[EXERCISE PROMPT] Go through the data and copy every line exactly, but not the images.

Data extracted from a collection

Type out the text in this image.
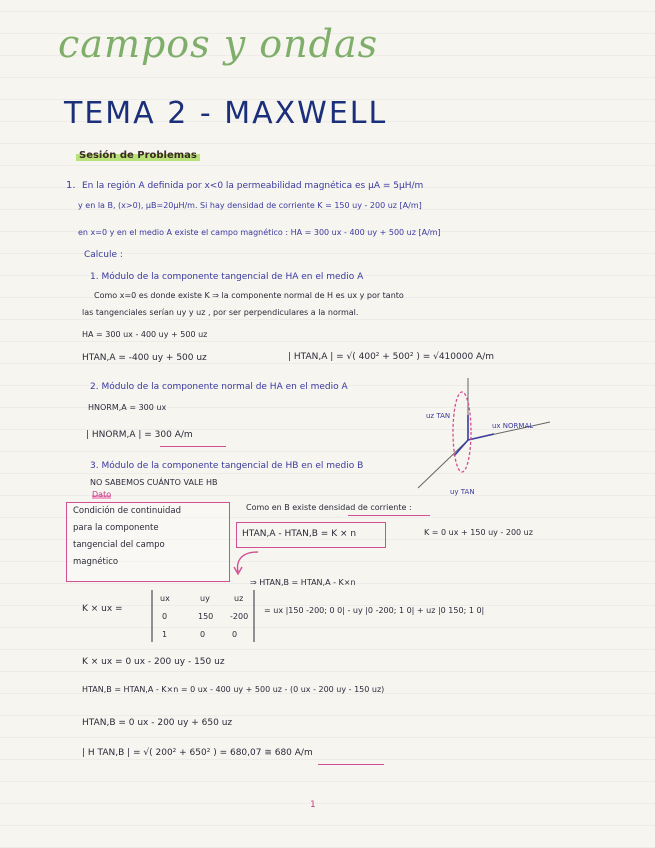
campos y ondas
TEMA 2 - MAXWELL
Sesión de Problemas
1. En la región A definida por x<0 la permeabilidad magnética es μA = 5μH/m
y en la B, (x>0), μB=20μH/m. Si hay densidad de corriente K = 150 uy - 200 uz [A/m]
en x=0 y en el medio A existe el campo magnético : HA = 300 ux - 400 uy + 500 uz [A/m]
Calcule :
1. Módulo de la componente tangencial de HA en el medio A
Como x=0 es donde existe K ⇒ la componente normal de H es ux y por tanto
las tangenciales serían uy y uz , por ser perpendiculares a la normal.
HA = 300 ux - 400 uy + 500 uz
HTAN,A = -400 uy + 500 uz	| HTAN,A | = √( 400² + 500² ) = √410000 A/m
2. Módulo de la componente normal de HA en el medio A
HNORM,A = 300 ux
| HNORM,A | = 300 A/m
uz TAN
ux NORMAL
uy TAN
3. Módulo de la componente tangencial de HB en el medio B
NO SABEMOS CUÁNTO VALE HB
Dato
Condición de continuidad
para la componente
tangencial del campo
magnético
Como en B existe densidad de corriente :
HTAN,A - HTAN,B = K × n	K = 0 ux + 150 uy - 200 uz
⇒ HTAN,B = HTAN,A - K×n
K × ux =
ux	uy	uz
0	150 -200
1	0	0
= ux |150 -200; 0 0| - uy |0 -200; 1 0| + uz |0 150; 1 0|
K × ux = 0 ux - 200 uy - 150 uz
HTAN,B = HTAN,A - K×n = 0 ux - 400 uy + 500 uz - (0 ux - 200 uy - 150 uz)
HTAN,B = 0 ux - 200 uy + 650 uz
| H TAN,B | = √( 200² + 650² ) = 680,07 ≅ 680 A/m
1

[TASK RESULT]
Type out the text in this image.
campos y ondas
TEMA 2 - MAXWELL
Sesión de Problemas
1. En la región A definida por x<0 la permeabilidad magnética es μA = 5μH/m
y en la B, (x>0), μB=20μH/m. Si hay densidad de corriente K = 150 uy - 200 uz [A/m]
en x=0 y en el medio A existe el campo magnético : HA = 300 ux - 400 uy + 500 uz [A/m]
Calcule :
1. Módulo de la componente tangencial de HA en el medio A
Como x=0 es donde existe K ⇒ la componente normal de H es ux y por tanto
las tangenciales serían uy y uz , por ser perpendiculares a la normal.
HA = 300 ux - 400 uy + 500 uz
HTAN,A = -400 uy + 500 uz	| HTAN,A | = √( 400² + 500² ) = √410000 A/m
2. Módulo de la componente normal de HA en el medio A
HNORM,A = 300 ux
| HNORM,A | = 300 A/m
uz TAN
ux NORMAL
uy TAN
3. Módulo de la componente tangencial de HB en el medio B
NO SABEMOS CUÁNTO VALE HB
Dato
Condición de continuidad
para la componente
tangencial del campo
magnético
Como en B existe densidad de corriente :
HTAN,A - HTAN,B = K × n	K = 0 ux + 150 uy - 200 uz
⇒ HTAN,B = HTAN,A - K×n
K × ux =
ux	uy	uz
0	150 -200
1	0	0
= ux |150 -200; 0 0| - uy |0 -200; 1 0| + uz |0 150; 1 0|
K × ux = 0 ux - 200 uy - 150 uz
HTAN,B = HTAN,A - K×n = 0 ux - 400 uy + 500 uz - (0 ux - 200 uy - 150 uz)
HTAN,B = 0 ux - 200 uy + 650 uz
| H TAN,B | = √( 200² + 650² ) = 680,07 ≅ 680 A/m
1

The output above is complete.